+++ EXCERPTED RECORDS +++

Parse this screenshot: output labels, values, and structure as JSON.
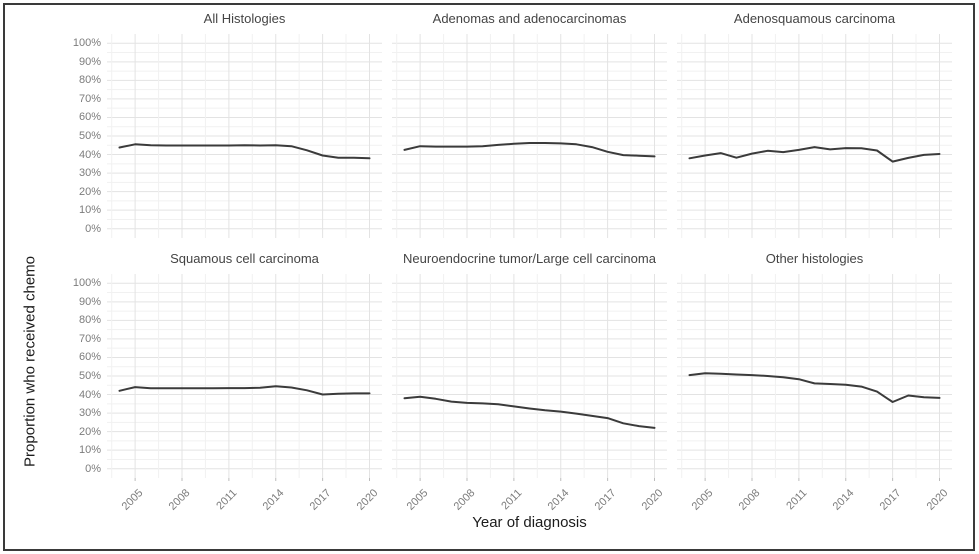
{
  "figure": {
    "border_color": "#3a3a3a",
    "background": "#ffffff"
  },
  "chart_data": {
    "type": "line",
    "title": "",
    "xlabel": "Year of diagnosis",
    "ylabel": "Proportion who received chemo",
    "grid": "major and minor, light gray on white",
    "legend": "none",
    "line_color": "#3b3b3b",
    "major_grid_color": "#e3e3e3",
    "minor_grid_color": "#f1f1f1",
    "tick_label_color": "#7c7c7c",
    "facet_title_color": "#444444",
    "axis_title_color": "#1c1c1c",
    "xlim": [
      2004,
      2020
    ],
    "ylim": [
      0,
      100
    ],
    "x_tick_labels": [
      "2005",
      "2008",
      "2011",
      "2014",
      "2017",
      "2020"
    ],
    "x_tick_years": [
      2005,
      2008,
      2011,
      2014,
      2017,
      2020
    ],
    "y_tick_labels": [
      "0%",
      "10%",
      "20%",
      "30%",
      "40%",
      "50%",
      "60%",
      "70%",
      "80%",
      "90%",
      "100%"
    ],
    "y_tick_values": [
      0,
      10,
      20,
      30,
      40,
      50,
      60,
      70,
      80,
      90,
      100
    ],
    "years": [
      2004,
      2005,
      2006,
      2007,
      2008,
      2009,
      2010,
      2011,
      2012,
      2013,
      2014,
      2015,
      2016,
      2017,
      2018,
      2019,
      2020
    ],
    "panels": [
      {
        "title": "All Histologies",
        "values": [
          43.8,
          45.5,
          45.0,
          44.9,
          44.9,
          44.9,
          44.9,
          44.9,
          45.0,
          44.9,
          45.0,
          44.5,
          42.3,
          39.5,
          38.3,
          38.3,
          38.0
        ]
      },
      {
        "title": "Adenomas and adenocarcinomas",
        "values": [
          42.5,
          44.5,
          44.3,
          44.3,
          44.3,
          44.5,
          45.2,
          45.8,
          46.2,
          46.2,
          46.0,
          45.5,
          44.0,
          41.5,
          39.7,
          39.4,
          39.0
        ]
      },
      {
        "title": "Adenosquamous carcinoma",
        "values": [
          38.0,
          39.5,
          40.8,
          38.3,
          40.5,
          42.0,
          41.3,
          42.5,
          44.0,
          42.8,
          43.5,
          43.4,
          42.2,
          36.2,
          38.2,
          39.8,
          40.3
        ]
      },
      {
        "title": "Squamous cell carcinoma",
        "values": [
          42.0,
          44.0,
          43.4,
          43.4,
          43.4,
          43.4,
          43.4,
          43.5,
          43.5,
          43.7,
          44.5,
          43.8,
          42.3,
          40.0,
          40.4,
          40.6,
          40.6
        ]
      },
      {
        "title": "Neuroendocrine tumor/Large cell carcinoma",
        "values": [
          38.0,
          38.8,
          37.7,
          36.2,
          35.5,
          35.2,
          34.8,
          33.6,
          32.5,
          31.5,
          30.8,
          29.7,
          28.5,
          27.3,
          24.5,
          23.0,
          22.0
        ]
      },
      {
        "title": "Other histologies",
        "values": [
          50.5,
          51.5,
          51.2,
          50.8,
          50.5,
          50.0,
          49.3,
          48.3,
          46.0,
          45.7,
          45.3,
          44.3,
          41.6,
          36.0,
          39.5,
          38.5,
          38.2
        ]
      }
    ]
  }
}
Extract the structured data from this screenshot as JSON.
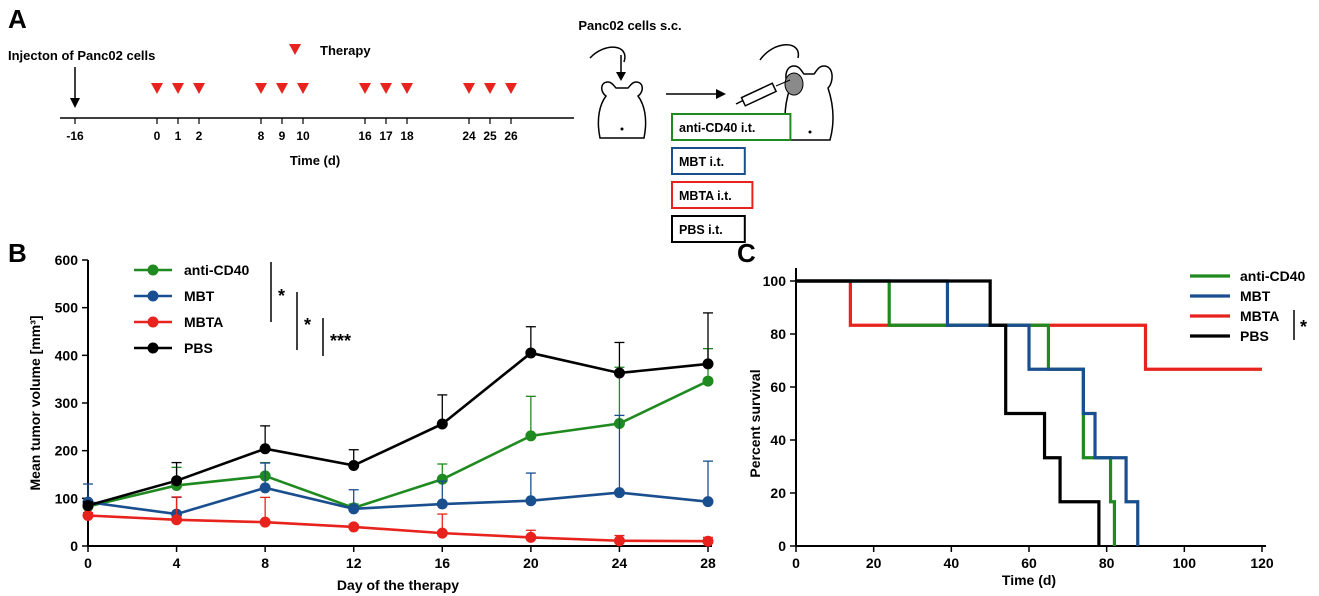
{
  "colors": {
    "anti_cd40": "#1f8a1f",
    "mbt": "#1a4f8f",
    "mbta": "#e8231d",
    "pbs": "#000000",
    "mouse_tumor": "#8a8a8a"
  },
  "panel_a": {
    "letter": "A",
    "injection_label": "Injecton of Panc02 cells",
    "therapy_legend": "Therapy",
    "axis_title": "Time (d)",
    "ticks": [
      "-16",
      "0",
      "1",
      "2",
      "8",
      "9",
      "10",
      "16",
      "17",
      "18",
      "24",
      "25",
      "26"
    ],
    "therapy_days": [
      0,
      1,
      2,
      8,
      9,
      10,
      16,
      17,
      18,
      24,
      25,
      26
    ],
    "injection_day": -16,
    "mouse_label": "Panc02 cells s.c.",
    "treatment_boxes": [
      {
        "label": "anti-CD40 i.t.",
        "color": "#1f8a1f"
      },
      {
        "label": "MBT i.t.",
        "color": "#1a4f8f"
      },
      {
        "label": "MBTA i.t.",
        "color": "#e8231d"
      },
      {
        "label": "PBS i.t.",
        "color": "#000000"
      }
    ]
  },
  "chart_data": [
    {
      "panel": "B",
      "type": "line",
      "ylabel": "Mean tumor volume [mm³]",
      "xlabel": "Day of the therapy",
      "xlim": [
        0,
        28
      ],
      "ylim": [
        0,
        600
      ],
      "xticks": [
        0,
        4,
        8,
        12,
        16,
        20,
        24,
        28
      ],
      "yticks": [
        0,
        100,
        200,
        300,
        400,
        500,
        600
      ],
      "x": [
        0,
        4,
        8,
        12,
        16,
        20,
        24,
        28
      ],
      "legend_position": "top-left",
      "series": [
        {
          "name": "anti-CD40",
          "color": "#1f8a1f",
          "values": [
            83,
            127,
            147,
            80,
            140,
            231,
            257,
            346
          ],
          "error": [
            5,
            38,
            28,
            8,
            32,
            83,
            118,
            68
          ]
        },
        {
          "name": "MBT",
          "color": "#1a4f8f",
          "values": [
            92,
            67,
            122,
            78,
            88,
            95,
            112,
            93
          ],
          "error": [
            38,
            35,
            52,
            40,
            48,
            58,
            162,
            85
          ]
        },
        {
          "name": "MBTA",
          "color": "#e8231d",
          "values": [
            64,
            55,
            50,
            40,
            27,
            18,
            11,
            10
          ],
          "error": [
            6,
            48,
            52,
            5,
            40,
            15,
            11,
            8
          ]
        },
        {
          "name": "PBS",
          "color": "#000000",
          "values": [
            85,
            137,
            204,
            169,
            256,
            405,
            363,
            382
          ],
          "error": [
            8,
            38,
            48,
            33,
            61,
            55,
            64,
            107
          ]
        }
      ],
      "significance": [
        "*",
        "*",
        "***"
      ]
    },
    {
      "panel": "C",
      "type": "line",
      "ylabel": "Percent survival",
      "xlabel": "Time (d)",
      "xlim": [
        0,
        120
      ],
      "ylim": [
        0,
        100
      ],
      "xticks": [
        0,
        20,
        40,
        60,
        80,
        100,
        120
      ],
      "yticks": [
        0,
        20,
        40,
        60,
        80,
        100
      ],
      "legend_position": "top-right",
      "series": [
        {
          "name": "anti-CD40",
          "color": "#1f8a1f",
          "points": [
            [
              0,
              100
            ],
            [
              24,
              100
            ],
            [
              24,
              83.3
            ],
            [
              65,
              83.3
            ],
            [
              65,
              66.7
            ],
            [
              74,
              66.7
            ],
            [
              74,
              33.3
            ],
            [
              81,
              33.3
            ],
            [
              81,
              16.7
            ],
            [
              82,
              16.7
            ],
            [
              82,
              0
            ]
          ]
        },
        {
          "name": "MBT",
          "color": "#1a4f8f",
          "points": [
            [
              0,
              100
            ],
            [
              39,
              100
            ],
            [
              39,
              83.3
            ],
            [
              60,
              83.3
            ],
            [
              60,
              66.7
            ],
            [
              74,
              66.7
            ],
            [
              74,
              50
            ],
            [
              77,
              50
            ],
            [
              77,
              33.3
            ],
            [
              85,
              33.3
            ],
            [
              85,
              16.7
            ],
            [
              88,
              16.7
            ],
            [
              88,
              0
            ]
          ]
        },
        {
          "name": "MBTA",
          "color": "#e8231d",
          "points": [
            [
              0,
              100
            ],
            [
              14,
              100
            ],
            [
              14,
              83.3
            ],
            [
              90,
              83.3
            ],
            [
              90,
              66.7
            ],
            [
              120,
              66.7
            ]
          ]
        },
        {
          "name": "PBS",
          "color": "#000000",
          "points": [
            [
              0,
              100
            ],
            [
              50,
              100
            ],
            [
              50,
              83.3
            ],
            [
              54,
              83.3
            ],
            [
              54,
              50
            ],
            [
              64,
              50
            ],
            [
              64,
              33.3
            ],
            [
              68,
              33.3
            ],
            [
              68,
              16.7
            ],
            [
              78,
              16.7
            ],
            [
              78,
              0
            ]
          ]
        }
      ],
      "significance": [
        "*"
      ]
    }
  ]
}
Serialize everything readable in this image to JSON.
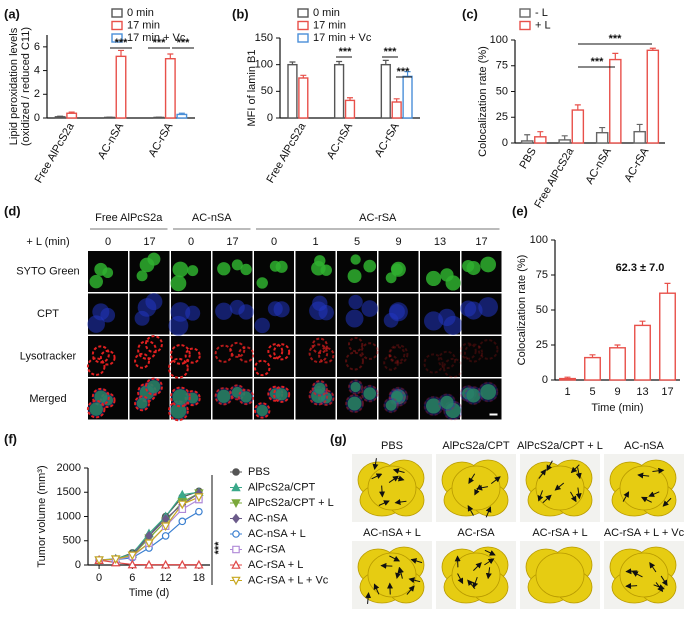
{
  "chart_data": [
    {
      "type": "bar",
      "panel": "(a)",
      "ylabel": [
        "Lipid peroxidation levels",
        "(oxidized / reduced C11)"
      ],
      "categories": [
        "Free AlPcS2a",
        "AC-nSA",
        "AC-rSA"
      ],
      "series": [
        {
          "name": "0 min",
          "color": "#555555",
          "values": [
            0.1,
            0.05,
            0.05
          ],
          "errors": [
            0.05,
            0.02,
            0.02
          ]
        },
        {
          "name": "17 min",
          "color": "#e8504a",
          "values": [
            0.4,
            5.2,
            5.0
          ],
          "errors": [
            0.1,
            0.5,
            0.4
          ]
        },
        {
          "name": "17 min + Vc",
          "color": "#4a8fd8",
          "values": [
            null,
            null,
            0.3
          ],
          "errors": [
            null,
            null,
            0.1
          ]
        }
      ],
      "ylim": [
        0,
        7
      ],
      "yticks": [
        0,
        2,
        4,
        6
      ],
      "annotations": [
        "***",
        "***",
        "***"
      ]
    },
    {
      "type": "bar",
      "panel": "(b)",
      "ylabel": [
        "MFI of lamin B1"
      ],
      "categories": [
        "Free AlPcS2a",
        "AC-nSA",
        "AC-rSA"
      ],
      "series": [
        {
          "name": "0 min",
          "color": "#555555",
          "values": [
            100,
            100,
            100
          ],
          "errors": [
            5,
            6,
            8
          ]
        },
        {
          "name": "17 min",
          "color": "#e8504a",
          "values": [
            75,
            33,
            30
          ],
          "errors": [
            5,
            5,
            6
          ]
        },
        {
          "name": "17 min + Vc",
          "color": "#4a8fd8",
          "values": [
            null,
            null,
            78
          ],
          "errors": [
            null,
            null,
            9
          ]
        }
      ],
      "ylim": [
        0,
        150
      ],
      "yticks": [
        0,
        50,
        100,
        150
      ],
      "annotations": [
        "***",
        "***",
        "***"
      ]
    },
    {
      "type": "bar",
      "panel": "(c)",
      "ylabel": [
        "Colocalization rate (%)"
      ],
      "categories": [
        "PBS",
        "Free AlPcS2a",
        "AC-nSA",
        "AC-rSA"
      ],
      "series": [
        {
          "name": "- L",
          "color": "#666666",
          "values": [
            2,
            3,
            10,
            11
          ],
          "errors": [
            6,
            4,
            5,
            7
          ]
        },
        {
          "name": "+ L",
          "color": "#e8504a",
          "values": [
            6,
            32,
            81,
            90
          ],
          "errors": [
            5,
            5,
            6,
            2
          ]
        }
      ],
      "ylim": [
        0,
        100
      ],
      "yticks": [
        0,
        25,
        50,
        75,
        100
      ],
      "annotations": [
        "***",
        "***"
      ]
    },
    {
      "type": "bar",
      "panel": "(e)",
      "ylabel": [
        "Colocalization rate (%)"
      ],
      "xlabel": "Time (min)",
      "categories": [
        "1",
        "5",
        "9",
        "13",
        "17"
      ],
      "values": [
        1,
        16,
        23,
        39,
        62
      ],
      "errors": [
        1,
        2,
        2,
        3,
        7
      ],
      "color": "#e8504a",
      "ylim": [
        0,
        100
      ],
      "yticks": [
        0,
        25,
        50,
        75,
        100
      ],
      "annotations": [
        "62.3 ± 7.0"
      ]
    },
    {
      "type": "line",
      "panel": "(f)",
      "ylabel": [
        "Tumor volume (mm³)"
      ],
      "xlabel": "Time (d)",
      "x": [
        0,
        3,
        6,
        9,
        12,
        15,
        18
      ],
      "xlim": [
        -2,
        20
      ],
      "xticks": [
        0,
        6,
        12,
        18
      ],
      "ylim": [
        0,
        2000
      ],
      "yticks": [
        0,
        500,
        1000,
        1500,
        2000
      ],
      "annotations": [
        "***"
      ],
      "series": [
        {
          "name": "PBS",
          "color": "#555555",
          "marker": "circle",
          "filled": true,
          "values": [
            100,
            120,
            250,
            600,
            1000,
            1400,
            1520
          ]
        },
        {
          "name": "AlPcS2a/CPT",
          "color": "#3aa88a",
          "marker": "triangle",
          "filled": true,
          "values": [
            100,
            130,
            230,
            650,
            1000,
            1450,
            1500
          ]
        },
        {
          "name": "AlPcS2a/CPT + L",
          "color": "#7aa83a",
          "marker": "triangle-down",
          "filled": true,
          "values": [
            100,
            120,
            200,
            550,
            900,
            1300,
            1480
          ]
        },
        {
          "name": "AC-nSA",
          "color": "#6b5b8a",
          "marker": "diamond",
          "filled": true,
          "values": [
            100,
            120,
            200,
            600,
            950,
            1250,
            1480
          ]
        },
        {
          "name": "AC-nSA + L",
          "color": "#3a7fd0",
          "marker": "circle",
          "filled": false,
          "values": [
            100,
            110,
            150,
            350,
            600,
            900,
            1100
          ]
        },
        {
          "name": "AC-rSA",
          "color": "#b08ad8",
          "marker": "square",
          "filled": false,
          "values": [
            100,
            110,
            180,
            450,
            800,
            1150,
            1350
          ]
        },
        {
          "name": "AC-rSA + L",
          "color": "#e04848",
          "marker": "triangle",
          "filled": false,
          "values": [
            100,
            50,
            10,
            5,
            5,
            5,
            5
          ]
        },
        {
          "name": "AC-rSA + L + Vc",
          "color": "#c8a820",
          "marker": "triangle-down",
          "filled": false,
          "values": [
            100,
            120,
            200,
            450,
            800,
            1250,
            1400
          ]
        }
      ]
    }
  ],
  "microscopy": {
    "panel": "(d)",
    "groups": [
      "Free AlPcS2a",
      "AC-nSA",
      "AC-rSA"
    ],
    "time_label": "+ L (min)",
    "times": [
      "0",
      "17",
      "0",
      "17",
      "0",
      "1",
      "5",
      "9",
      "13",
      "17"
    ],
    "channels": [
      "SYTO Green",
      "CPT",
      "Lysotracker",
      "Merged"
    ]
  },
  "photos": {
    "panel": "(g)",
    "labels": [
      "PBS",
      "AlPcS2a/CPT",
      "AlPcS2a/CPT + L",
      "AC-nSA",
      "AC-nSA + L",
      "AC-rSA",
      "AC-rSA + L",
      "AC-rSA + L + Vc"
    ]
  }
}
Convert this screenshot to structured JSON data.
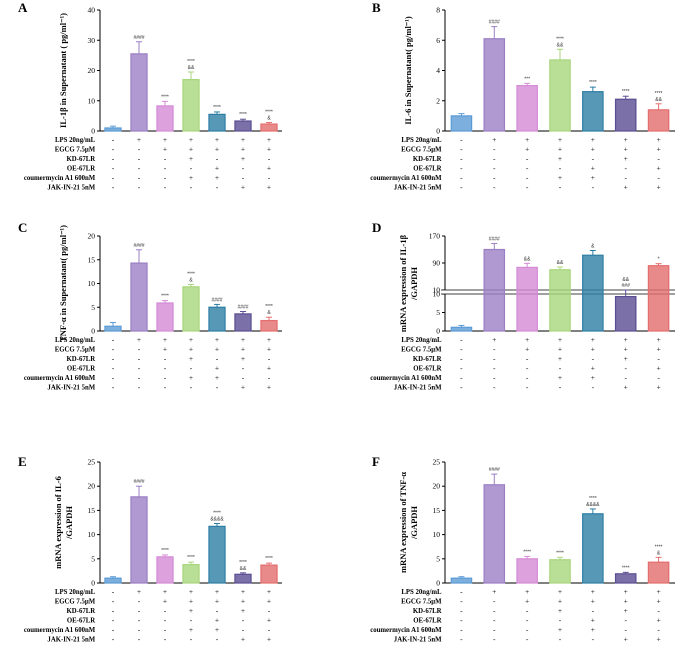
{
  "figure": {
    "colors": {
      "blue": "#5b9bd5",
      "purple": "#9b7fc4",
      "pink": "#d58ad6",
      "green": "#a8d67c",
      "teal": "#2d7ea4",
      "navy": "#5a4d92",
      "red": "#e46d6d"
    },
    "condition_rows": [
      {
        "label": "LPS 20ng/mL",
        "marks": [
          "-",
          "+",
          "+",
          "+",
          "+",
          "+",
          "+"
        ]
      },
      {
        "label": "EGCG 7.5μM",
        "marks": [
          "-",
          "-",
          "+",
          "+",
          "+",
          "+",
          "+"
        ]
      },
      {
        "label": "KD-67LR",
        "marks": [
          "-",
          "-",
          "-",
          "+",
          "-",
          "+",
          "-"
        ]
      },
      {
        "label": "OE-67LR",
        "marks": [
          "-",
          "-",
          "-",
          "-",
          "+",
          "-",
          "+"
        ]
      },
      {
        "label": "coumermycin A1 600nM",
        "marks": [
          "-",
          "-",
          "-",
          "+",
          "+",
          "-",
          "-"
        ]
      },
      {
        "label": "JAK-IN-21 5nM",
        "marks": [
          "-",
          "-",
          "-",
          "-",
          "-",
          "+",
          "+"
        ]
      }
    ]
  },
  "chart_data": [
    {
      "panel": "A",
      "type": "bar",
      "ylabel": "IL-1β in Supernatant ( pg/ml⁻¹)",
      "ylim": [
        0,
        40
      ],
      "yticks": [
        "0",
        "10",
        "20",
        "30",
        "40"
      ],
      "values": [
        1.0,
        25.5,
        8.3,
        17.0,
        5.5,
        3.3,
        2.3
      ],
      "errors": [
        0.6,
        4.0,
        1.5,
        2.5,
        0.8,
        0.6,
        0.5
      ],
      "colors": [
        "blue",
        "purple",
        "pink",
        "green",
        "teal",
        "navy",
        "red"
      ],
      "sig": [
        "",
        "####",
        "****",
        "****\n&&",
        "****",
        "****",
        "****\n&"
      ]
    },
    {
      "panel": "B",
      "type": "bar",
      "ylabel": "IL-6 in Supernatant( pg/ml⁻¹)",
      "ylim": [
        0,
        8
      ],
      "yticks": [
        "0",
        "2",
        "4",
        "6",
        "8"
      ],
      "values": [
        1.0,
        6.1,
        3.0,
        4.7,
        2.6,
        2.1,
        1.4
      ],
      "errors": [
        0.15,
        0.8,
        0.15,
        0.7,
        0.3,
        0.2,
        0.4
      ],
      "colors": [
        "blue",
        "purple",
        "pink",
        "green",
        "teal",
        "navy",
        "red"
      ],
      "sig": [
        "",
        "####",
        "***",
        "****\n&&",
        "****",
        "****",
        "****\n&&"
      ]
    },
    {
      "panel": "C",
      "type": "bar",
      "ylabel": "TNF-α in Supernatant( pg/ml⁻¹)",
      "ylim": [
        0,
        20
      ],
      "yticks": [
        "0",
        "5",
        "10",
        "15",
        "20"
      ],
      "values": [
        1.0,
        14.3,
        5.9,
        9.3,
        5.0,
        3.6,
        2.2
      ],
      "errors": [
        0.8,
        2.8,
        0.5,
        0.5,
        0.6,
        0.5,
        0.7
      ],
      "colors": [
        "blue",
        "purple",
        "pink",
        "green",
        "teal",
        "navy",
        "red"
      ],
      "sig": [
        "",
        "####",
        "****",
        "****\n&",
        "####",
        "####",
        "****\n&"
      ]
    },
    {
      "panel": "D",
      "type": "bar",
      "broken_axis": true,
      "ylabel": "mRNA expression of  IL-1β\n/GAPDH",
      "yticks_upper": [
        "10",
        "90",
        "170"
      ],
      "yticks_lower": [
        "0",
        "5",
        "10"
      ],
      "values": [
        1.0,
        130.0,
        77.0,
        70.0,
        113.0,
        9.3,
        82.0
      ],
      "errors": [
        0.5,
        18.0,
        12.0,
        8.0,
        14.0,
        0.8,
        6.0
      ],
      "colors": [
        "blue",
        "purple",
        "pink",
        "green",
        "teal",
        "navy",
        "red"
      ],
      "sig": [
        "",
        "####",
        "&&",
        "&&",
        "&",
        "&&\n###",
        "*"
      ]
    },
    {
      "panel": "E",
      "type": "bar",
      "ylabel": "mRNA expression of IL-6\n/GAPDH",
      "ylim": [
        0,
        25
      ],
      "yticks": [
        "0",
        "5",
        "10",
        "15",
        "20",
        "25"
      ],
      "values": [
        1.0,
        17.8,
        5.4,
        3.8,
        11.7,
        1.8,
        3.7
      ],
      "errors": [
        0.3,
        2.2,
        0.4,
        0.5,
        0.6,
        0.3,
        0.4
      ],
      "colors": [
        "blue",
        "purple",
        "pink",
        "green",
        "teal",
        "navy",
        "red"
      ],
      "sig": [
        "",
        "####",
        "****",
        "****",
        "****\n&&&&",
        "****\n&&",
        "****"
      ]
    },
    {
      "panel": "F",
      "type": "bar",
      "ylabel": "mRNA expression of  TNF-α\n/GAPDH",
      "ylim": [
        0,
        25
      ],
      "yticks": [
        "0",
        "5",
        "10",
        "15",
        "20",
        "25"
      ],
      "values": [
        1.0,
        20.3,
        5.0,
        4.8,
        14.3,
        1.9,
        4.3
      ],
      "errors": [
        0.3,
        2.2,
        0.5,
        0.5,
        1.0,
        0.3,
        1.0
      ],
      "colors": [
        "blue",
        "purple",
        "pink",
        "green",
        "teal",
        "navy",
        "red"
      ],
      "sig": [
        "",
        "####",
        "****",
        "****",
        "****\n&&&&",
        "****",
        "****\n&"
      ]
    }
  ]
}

+++

TASK DIRECTIONS: Sift through the material above and copy each line that holds "structured".

RESULT BELOW:
Extract the structured data from this screenshot as JSON.
Convert this screenshot to structured JSON data.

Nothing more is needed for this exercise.